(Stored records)
========================================

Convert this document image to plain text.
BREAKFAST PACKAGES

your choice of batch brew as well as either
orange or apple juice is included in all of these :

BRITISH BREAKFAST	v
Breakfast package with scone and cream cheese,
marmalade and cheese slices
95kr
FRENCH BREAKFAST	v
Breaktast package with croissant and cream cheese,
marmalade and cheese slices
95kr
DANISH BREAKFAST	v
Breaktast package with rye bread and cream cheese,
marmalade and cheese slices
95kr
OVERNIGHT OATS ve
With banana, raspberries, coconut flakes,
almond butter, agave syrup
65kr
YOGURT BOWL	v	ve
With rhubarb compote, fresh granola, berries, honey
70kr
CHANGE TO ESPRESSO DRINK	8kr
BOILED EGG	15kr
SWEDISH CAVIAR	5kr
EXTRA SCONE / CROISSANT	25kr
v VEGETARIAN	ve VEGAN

========================================

■ **Requirement**
Search the entries for the word "Breaktast", then list each line that holds it.

■ **Final answer**
Breaktast package with croissant and cream cheese,
Breaktast package with rye bread and cream cheese,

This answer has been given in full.